> [Assigned task] Skip the images; return every entry exactly.

> [Supplied records]
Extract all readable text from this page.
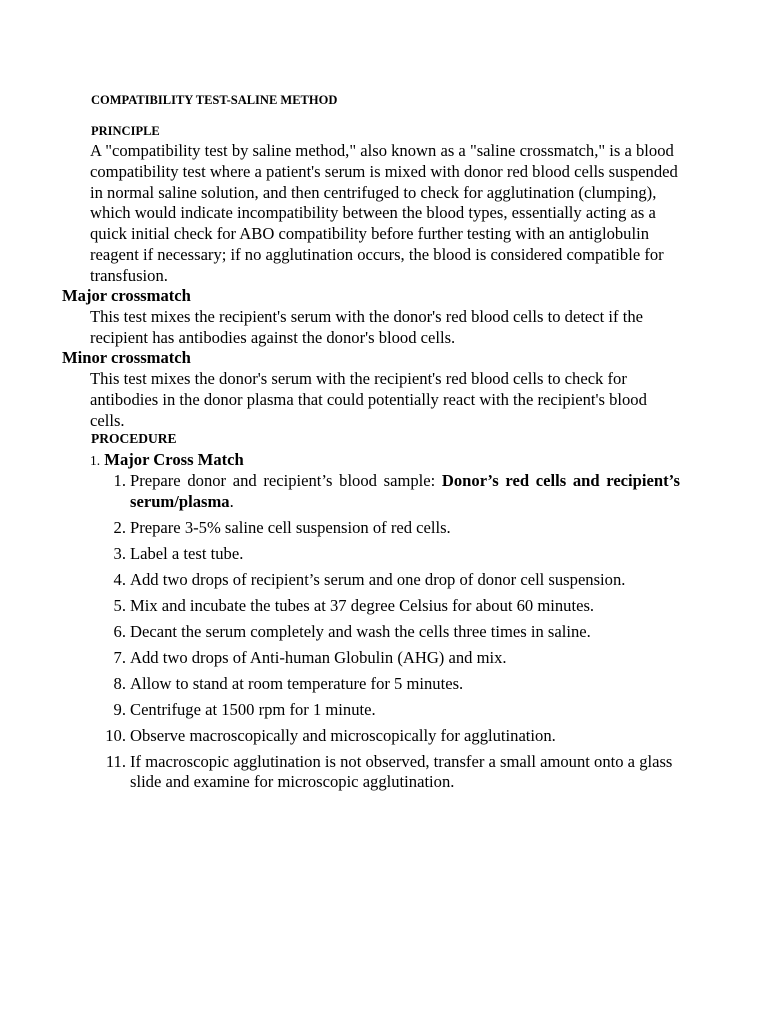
COMPATIBILITY TEST-SALINE METHOD
PRINCIPLE
A "compatibility test by saline method," also known as a "saline crossmatch," is a blood compatibility test where a patient's serum is mixed with donor red blood cells suspended in normal saline solution, and then centrifuged to check for agglutination (clumping), which would indicate incompatibility between the blood types, essentially acting as a quick initial check for ABO compatibility before further testing with an antiglobulin reagent if necessary; if no agglutination occurs, the blood is considered compatible for transfusion.
Major crossmatch
This test mixes the recipient's serum with the donor's red blood cells to detect if the recipient has antibodies against the donor's blood cells.
Minor crossmatch
This test mixes the donor's serum with the recipient's red blood cells to check for antibodies in the donor plasma that could potentially react with the recipient's blood cells.
PROCEDURE
1. Major Cross Match
1. Prepare donor and recipient’s blood sample: Donor’s red cells and recipient’s serum/plasma.
2. Prepare 3-5% saline cell suspension of red cells.
3. Label a test tube.
4. Add two drops of recipient’s serum and one drop of donor cell suspension.
5. Mix and incubate the tubes at 37 degree Celsius for about 60 minutes.
6. Decant the serum completely and wash the cells three times in saline.
7. Add two drops of Anti-human Globulin (AHG) and mix.
8. Allow to stand at room temperature for 5 minutes.
9. Centrifuge at 1500 rpm for 1 minute.
10. Observe macroscopically and microscopically for agglutination.
11. If macroscopic agglutination is not observed, transfer a small amount onto a glass slide and examine for microscopic agglutination.
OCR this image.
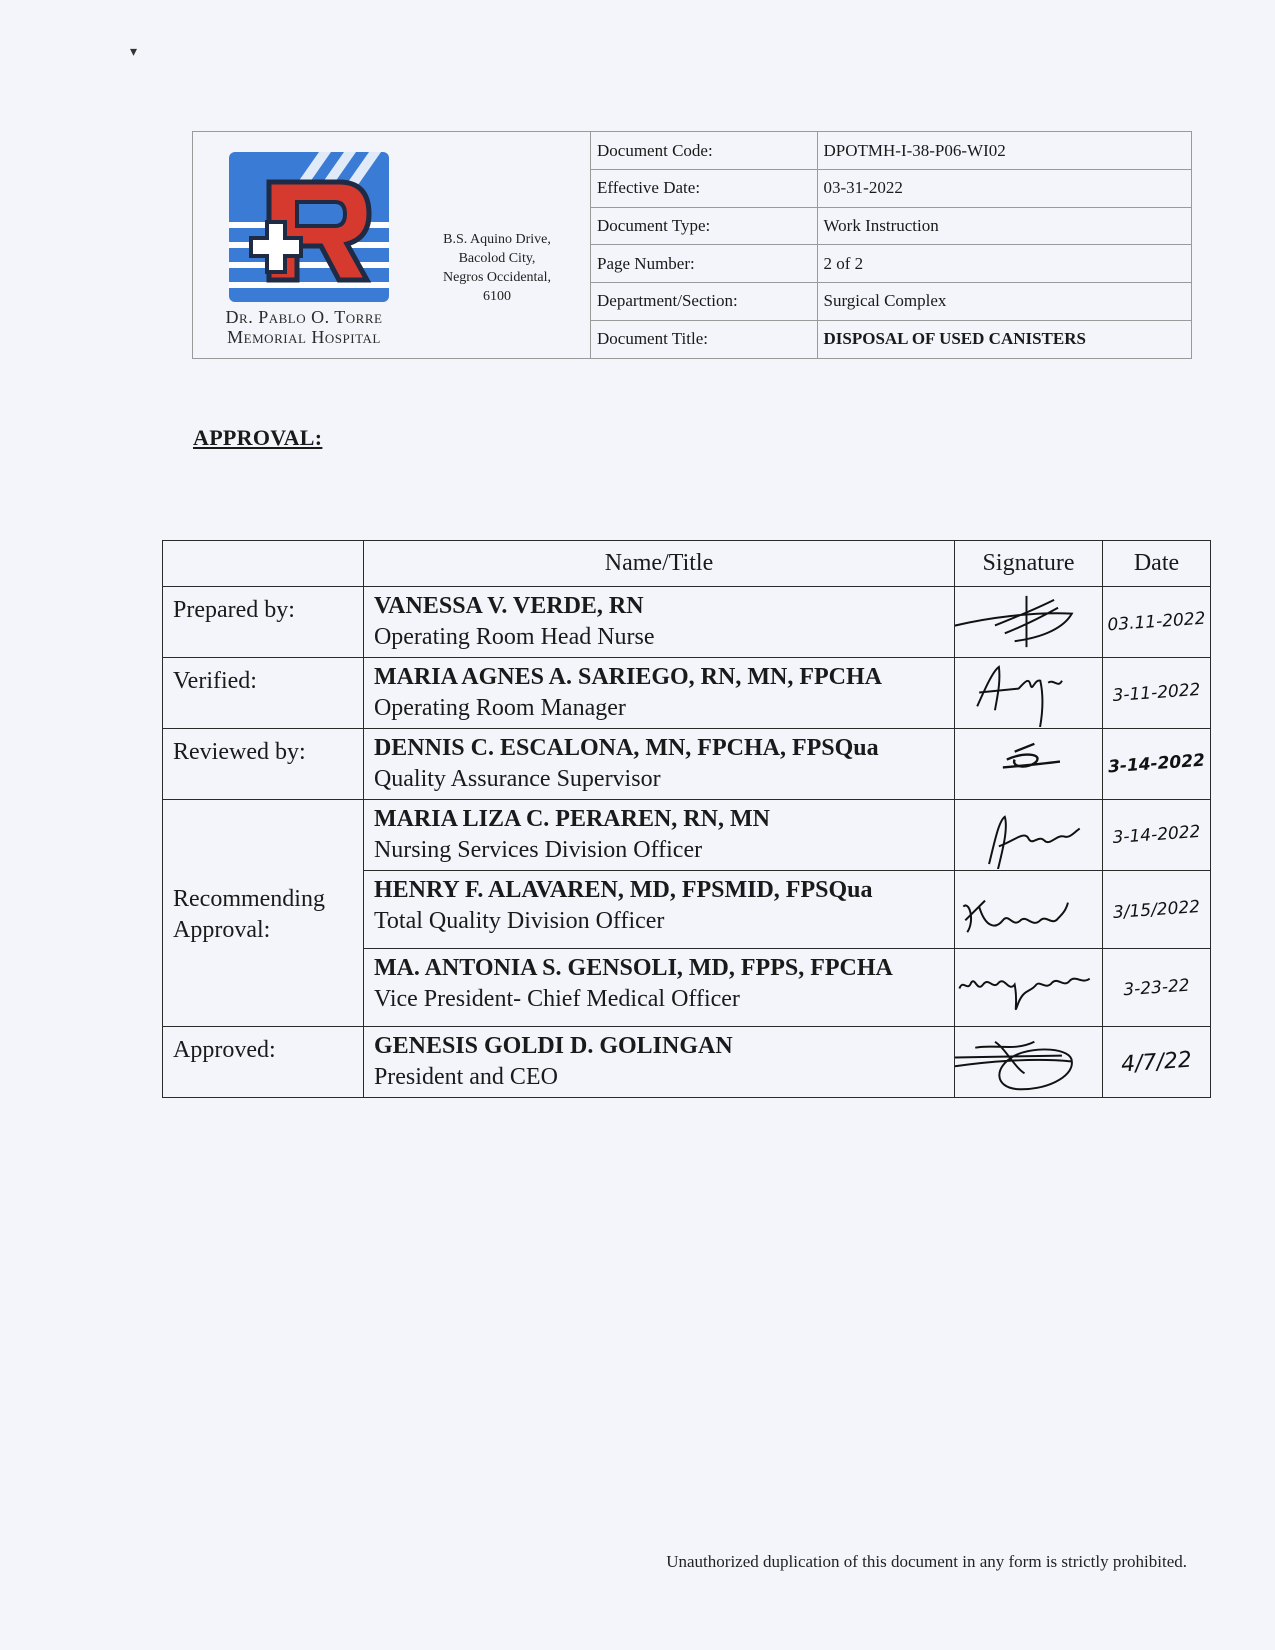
▾
Dr. Pablo O. Torre
Memorial Hospital
B.S. Aquino Drive,
Bacolod City,
Negros Occidental,
6100
Document Code:	DPOTMH-I-38-P06-WI02
Effective Date:	03-31-2022
Document Type:	Work Instruction
Page Number:	2 of 2
Department/Section:	Surgical Complex
Document Title:	DISPOSAL OF USED CANISTERS
APPROVAL:
	Name/Title	Signature	Date
Prepared by:	VANESSA V. VERDE, RN
Operating Room Head Nurse		03.11-2022

Verified:	MARIA AGNES A. SARIEGO, RN, MN, FPCHA
Operating Room Manager		3-11-2022

Reviewed by:	DENNIS C. ESCALONA, MN, FPCHA, FPSQua
Quality Assurance Supervisor		3-14-2022

Recommending Approval:	MARIA LIZA C. PERAREN, RN, MN
Nursing Services Division Officer		3-14-2022

	HENRY F. ALAVAREN, MD, FPSMID, FPSQua
Total Quality Division Officer		3/15/2022

	MA. ANTONIA S. GENSOLI, MD, FPPS, FPCHA
Vice President- Chief Medical Officer		3-23-22

Approved:	GENESIS GOLDI D. GOLINGAN
President and CEO		4/7/22
Unauthorized duplication of this document in any form is strictly prohibited.
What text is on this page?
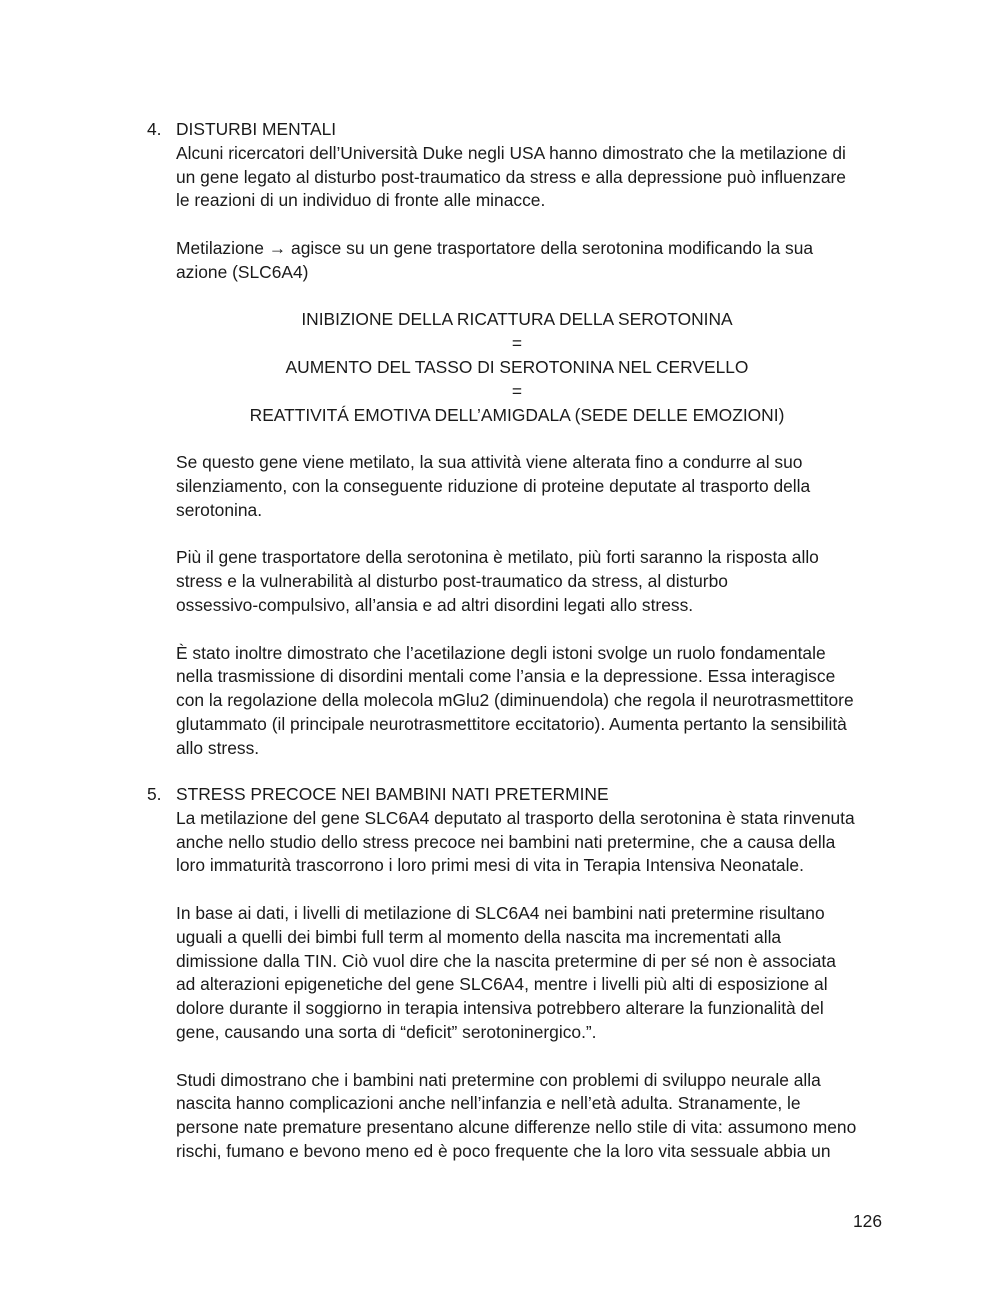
4. DISTURBI MENTALI

Alcuni ricercatori dell’Università Duke negli USA hanno dimostrato che la metilazione di
un gene legato al disturbo post-traumatico da stress e alla depressione può influenzare
le reazioni di un individuo di fronte alle minacce.

Metilazione → agisce su un gene trasportatore della serotonina modificando la sua
azione (SLC6A4)

INIBIZIONE DELLA RICATTURA DELLA SEROTONINA

=

AUMENTO DEL TASSO DI SEROTONINA NEL CERVELLO

=

REATTIVITÁ EMOTIVA DELL’AMIGDALA (SEDE DELLE EMOZIONI)

Se questo gene viene metilato, la sua attività viene alterata fino a condurre al suo
silenziamento, con la conseguente riduzione di proteine deputate al trasporto della
serotonina.

Più il gene trasportatore della serotonina è metilato, più forti saranno la risposta allo
stress e la vulnerabilità al disturbo post-traumatico da stress, al disturbo
ossessivo-compulsivo, all’ansia e ad altri disordini legati allo stress.

È stato inoltre dimostrato che l’acetilazione degli istoni svolge un ruolo fondamentale
nella trasmissione di disordini mentali come l’ansia e la depressione. Essa interagisce
con la regolazione della molecola mGlu2 (diminuendola) che regola il neurotrasmettitore
glutammato (il principale neurotrasmettitore eccitatorio). Aumenta pertanto la sensibilità
allo stress.

5. STRESS PRECOCE NEI BAMBINI NATI PRETERMINE

La metilazione del gene SLC6A4 deputato al trasporto della serotonina è stata rinvenuta
anche nello studio dello stress precoce nei bambini nati pretermine, che a causa della
loro immaturità trascorrono i loro primi mesi di vita in Terapia Intensiva Neonatale.

In base ai dati, i livelli di metilazione di SLC6A4 nei bambini nati pretermine risultano
uguali a quelli dei bimbi full term al momento della nascita ma incrementati alla
dimissione dalla TIN. Ciò vuol dire che la nascita pretermine di per sé non è associata
ad alterazioni epigenetiche del gene SLC6A4, mentre i livelli più alti di esposizione al
dolore durante il soggiorno in terapia intensiva potrebbero alterare la funzionalità del
gene, causando una sorta di “deficit” serotoninergico.”.

Studi dimostrano che i bambini nati pretermine con problemi di sviluppo neurale alla
nascita hanno complicazioni anche nell’infanzia e nell’età adulta. Stranamente, le
persone nate premature presentano alcune differenze nello stile di vita: assumono meno
rischi, fumano e bevono meno ed è poco frequente che la loro vita sessuale abbia un

126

> [Answer below]
Extract all readable text from this page.
COMPATIBILITY TEST-SALINE METHOD
PRINCIPLE
A "compatibility test by saline method," also known as a "saline crossmatch," is a blood compatibility test where a patient's serum is mixed with donor red blood cells suspended in normal saline solution, and then centrifuged to check for agglutination (clumping), which would indicate incompatibility between the blood types, essentially acting as a quick initial check for ABO compatibility before further testing with an antiglobulin reagent if necessary; if no agglutination occurs, the blood is considered compatible for transfusion.
Major crossmatch
This test mixes the recipient's serum with the donor's red blood cells to detect if the recipient has antibodies against the donor's blood cells.
Minor crossmatch
This test mixes the donor's serum with the recipient's red blood cells to check for antibodies in the donor plasma that could potentially react with the recipient's blood cells.
PROCEDURE
1. Major Cross Match
1. Prepare donor and recipient’s blood sample: Donor’s red cells and recipient’s serum/plasma.
2. Prepare 3-5% saline cell suspension of red cells.
3. Label a test tube.
4. Add two drops of recipient’s serum and one drop of donor cell suspension.
5. Mix and incubate the tubes at 37 degree Celsius for about 60 minutes.
6. Decant the serum completely and wash the cells three times in saline.
7. Add two drops of Anti-human Globulin (AHG) and mix.
8. Allow to stand at room temperature for 5 minutes.
9. Centrifuge at 1500 rpm for 1 minute.
10. Observe macroscopically and microscopically for agglutination.
11. If macroscopic agglutination is not observed, transfer a small amount onto a glass slide and examine for microscopic agglutination.
OCR this image.
▾
Dr. Pablo O. Torre
Memorial Hospital
B.S. Aquino Drive,
Bacolod City,
Negros Occidental,
6100
Document Code:	DPOTMH-I-38-P06-WI02
Effective Date:	03-31-2022
Document Type:	Work Instruction
Page Number:	2 of 2
Department/Section:	Surgical Complex
Document Title:	DISPOSAL OF USED CANISTERS
APPROVAL:
	Name/Title	Signature	Date
Prepared by:	VANESSA V. VERDE, RN
Operating Room Head Nurse		03.11-2022

Verified:	MARIA AGNES A. SARIEGO, RN, MN, FPCHA
Operating Room Manager		3-11-2022

Reviewed by:	DENNIS C. ESCALONA, MN, FPCHA, FPSQua
Quality Assurance Supervisor		3-14-2022

Recommending Approval:	MARIA LIZA C. PERAREN, RN, MN
Nursing Services Division Officer		3-14-2022

	HENRY F. ALAVAREN, MD, FPSMID, FPSQua
Total Quality Division Officer		3/15/2022

	MA. ANTONIA S. GENSOLI, MD, FPPS, FPCHA
Vice President- Chief Medical Officer		3-23-22

Approved:	GENESIS GOLDI D. GOLINGAN
President and CEO		4/7/22
Unauthorized duplication of this document in any form is strictly prohibited.
What text is on this page?
4. DISTURBI MENTALI

Alcuni ricercatori dell’Università Duke negli USA hanno dimostrato che la metilazione di
un gene legato al disturbo post-traumatico da stress e alla depressione può influenzare
le reazioni di un individuo di fronte alle minacce.

Metilazione → agisce su un gene trasportatore della serotonina modificando la sua
azione (SLC6A4)

INIBIZIONE DELLA RICATTURA DELLA SEROTONINA

=

AUMENTO DEL TASSO DI SEROTONINA NEL CERVELLO

=

REATTIVITÁ EMOTIVA DELL’AMIGDALA (SEDE DELLE EMOZIONI)

Se questo gene viene metilato, la sua attività viene alterata fino a condurre al suo
silenziamento, con la conseguente riduzione di proteine deputate al trasporto della
serotonina.

Più il gene trasportatore della serotonina è metilato, più forti saranno la risposta allo
stress e la vulnerabilità al disturbo post-traumatico da stress, al disturbo
ossessivo-compulsivo, all’ansia e ad altri disordini legati allo stress.

È stato inoltre dimostrato che l’acetilazione degli istoni svolge un ruolo fondamentale
nella trasmissione di disordini mentali come l’ansia e la depressione. Essa interagisce
con la regolazione della molecola mGlu2 (diminuendola) che regola il neurotrasmettitore
glutammato (il principale neurotrasmettitore eccitatorio). Aumenta pertanto la sensibilità
allo stress.

5. STRESS PRECOCE NEI BAMBINI NATI PRETERMINE

La metilazione del gene SLC6A4 deputato al trasporto della serotonina è stata rinvenuta
anche nello studio dello stress precoce nei bambini nati pretermine, che a causa della
loro immaturità trascorrono i loro primi mesi di vita in Terapia Intensiva Neonatale.

In base ai dati, i livelli di metilazione di SLC6A4 nei bambini nati pretermine risultano
uguali a quelli dei bimbi full term al momento della nascita ma incrementati alla
dimissione dalla TIN. Ciò vuol dire che la nascita pretermine di per sé non è associata
ad alterazioni epigenetiche del gene SLC6A4, mentre i livelli più alti di esposizione al
dolore durante il soggiorno in terapia intensiva potrebbero alterare la funzionalità del
gene, causando una sorta di “deficit” serotoninergico.”.

Studi dimostrano che i bambini nati pretermine con problemi di sviluppo neurale alla
nascita hanno complicazioni anche nell’infanzia e nell’età adulta. Stranamente, le
persone nate premature presentano alcune differenze nello stile di vita: assumono meno
rischi, fumano e bevono meno ed è poco frequente che la loro vita sessuale abbia un

126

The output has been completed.